■ **WHAT YOU HAVE TO DO**
Scan the material and copy every line in which "name" appears.

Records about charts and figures
** start **

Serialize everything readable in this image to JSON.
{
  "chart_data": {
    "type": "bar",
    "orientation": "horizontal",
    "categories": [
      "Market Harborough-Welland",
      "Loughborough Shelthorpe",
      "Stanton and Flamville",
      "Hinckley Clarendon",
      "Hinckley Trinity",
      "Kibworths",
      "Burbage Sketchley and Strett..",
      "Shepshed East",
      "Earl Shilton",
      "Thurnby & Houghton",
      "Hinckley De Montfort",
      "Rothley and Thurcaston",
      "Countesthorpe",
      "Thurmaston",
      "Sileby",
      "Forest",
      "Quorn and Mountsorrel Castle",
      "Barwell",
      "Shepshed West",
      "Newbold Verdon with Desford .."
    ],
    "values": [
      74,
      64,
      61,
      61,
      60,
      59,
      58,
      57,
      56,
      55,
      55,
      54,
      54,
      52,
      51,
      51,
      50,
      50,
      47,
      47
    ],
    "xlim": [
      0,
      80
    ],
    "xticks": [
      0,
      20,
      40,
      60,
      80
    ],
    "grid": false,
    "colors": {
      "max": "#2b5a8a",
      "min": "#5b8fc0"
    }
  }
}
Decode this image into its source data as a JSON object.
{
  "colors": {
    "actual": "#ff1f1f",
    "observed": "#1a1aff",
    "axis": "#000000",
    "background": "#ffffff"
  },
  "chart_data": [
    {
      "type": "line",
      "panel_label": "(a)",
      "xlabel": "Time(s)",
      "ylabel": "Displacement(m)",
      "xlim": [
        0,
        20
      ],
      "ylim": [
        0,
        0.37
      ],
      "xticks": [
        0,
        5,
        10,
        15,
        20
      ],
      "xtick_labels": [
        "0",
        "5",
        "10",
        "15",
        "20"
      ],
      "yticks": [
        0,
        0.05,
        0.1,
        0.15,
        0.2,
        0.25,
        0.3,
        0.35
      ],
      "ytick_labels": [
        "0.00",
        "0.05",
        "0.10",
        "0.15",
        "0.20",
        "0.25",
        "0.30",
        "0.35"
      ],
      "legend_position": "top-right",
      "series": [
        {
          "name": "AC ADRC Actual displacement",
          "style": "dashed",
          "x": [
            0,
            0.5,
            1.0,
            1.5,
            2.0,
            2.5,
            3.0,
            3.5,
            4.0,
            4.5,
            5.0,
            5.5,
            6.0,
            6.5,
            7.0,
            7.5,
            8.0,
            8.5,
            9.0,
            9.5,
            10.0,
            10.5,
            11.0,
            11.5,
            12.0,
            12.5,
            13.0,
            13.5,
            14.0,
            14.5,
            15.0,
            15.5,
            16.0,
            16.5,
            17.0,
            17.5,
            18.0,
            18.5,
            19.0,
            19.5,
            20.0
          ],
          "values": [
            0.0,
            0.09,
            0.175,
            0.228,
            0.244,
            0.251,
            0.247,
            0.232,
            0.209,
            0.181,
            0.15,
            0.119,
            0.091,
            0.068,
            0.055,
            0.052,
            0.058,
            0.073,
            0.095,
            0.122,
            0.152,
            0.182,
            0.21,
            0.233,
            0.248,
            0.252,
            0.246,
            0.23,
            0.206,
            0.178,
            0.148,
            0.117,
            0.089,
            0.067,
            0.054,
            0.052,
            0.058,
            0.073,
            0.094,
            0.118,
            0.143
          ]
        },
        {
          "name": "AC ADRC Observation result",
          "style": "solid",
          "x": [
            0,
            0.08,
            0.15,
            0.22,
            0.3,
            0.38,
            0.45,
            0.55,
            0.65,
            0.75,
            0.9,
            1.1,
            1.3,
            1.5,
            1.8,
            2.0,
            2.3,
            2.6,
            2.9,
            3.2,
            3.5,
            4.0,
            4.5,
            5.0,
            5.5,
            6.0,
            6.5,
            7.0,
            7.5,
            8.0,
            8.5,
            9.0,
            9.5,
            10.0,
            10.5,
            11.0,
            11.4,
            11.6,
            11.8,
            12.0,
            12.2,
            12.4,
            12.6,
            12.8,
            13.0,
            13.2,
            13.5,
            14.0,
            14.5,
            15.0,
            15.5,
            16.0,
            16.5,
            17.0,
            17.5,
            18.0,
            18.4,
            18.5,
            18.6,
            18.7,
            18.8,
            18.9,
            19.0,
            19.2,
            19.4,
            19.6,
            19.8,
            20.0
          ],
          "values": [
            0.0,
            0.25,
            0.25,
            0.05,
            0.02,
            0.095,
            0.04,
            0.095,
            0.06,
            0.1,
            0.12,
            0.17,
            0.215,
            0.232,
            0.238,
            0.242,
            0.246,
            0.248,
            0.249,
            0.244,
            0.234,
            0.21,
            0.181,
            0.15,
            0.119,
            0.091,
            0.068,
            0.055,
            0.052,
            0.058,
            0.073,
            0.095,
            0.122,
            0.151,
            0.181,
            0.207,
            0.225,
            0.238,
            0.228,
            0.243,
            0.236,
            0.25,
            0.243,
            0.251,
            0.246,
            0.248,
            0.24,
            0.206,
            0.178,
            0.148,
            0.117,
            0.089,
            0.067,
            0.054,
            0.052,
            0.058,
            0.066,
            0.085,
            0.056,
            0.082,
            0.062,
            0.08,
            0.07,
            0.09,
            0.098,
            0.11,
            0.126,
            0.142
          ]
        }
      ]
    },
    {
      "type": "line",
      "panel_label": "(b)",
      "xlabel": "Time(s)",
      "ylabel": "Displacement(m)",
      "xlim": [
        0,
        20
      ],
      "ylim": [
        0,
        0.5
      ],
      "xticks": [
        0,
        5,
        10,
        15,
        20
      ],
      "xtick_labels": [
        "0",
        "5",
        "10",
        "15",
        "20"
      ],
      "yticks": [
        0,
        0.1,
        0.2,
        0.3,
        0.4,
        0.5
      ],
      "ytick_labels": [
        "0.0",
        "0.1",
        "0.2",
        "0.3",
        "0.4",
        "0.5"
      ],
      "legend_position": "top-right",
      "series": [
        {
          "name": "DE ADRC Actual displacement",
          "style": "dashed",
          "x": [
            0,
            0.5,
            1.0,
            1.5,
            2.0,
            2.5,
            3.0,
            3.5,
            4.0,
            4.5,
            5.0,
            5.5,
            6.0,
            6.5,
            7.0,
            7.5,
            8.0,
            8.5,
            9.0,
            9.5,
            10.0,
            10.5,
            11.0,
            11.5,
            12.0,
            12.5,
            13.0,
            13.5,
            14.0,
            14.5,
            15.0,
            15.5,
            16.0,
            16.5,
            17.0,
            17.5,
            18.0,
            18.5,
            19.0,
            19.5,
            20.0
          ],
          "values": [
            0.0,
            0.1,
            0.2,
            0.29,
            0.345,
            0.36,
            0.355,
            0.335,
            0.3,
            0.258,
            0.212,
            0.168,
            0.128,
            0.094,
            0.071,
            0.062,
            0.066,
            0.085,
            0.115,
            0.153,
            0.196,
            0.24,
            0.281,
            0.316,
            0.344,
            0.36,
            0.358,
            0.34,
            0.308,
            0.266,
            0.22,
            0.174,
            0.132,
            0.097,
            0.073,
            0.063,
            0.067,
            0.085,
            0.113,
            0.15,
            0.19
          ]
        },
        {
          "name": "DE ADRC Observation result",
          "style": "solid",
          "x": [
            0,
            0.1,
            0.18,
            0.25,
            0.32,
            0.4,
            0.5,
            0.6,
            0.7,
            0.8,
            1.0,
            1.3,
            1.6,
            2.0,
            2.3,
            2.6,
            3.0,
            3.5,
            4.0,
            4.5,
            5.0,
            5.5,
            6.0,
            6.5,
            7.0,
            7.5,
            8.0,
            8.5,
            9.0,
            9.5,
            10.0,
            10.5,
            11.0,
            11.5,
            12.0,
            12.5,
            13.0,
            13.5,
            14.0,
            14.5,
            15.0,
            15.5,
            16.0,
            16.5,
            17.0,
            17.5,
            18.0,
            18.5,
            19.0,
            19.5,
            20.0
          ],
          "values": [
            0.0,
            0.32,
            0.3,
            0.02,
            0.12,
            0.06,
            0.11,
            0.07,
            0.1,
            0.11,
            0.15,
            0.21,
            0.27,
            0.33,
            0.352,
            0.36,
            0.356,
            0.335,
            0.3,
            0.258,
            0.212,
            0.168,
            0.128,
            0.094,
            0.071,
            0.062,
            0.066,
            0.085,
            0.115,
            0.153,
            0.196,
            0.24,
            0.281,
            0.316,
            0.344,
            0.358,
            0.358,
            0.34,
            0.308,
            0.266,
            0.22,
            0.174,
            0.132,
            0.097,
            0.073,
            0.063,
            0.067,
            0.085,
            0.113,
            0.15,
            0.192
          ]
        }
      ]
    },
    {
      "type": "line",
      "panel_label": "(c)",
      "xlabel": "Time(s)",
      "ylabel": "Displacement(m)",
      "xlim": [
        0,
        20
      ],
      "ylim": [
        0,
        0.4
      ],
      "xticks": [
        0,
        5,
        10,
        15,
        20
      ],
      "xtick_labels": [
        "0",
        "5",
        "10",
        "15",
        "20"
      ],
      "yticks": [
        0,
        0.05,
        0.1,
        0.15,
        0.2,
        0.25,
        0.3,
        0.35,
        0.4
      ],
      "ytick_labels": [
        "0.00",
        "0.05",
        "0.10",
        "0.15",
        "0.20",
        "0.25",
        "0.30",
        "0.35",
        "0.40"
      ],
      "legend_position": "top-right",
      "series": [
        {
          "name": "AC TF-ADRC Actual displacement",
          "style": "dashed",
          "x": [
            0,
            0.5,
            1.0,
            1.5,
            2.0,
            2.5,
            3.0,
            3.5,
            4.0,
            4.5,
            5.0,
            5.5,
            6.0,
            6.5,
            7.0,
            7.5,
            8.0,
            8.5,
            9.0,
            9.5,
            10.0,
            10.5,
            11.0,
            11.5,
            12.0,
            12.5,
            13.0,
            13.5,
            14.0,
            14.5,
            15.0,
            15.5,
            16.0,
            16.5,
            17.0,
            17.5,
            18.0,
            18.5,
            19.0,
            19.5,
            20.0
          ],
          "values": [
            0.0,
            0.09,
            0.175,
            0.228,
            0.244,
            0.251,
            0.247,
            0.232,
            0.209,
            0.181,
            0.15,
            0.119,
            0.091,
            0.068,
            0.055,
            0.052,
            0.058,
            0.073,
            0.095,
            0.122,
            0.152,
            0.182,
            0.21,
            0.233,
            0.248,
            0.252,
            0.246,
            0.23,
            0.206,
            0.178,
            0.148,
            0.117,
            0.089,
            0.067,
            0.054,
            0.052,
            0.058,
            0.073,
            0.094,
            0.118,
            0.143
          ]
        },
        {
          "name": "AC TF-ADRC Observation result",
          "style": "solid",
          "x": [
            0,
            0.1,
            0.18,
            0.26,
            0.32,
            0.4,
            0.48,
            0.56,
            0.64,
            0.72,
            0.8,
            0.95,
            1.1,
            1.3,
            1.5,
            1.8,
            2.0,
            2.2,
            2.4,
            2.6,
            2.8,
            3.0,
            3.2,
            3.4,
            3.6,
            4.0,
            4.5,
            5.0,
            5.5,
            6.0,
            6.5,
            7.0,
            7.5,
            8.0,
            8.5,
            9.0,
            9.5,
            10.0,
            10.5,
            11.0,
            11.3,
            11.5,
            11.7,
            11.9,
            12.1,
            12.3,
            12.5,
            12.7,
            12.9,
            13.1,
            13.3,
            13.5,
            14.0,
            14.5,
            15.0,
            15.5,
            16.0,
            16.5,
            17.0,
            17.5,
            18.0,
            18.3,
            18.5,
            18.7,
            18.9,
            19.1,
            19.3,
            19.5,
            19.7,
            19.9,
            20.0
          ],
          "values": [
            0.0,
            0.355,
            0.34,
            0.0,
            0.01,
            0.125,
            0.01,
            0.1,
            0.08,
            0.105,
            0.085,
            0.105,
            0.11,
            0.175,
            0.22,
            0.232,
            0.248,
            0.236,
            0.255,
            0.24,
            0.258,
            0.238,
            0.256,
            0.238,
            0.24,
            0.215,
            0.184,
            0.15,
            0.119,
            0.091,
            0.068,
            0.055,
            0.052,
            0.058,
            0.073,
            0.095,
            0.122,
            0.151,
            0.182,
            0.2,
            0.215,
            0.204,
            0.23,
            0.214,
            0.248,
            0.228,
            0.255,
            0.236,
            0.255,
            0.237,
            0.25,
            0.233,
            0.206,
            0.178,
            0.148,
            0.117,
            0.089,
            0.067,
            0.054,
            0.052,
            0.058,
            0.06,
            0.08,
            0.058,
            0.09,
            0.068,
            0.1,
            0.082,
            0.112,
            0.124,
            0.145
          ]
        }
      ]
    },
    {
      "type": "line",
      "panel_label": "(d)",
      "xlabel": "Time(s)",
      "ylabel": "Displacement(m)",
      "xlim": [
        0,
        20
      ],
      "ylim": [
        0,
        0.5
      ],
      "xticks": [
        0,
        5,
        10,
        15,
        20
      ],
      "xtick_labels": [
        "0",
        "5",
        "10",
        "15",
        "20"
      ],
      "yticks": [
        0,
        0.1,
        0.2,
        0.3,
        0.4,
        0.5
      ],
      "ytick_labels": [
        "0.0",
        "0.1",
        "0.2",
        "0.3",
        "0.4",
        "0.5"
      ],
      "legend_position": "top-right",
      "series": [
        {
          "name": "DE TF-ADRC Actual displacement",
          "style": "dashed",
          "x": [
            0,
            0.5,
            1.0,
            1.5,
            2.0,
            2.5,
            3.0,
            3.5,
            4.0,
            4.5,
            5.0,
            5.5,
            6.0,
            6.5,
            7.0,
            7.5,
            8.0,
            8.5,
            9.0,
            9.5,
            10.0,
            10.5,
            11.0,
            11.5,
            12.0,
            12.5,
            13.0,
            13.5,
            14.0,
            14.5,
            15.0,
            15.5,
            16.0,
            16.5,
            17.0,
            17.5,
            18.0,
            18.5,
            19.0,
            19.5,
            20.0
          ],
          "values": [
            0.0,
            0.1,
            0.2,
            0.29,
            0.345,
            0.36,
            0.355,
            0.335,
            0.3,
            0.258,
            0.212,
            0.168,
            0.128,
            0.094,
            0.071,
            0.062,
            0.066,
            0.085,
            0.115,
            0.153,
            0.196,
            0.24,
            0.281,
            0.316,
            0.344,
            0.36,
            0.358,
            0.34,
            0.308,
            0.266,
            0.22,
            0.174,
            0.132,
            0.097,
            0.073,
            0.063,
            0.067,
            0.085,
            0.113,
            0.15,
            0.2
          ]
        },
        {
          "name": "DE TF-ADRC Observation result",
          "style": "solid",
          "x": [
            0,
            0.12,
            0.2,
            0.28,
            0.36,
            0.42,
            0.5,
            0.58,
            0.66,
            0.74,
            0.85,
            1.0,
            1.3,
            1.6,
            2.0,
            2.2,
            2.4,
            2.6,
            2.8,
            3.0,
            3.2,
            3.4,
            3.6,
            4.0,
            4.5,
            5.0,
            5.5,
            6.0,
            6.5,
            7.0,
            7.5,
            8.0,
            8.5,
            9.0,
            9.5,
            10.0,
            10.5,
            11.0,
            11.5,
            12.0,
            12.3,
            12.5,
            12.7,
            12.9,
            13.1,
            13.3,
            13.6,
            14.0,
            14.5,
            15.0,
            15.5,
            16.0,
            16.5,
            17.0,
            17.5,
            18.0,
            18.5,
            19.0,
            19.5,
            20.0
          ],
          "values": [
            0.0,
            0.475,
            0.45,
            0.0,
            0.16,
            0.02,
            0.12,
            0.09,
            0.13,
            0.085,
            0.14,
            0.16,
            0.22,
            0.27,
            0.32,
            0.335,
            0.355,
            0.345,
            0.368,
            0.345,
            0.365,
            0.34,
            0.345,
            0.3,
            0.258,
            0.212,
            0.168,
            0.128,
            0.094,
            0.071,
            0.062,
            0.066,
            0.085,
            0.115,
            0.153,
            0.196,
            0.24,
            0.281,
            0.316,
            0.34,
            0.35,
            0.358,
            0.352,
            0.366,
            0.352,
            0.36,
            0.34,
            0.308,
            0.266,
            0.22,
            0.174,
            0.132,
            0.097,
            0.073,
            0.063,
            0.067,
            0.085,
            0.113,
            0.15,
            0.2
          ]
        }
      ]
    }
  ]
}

** end **

■ **WORKED ANSWER**
          "name": "AC ADRC Actual displacement",
          "name": "AC ADRC Observation result",
          "name": "DE ADRC Actual displacement",
          "name": "DE ADRC Observation result",
          "name": "AC TF-ADRC Actual displacement",
          "name": "AC TF-ADRC Observation result",
          "name": "DE TF-ADRC Actual displacement",
          "name": "DE TF-ADRC Observation result",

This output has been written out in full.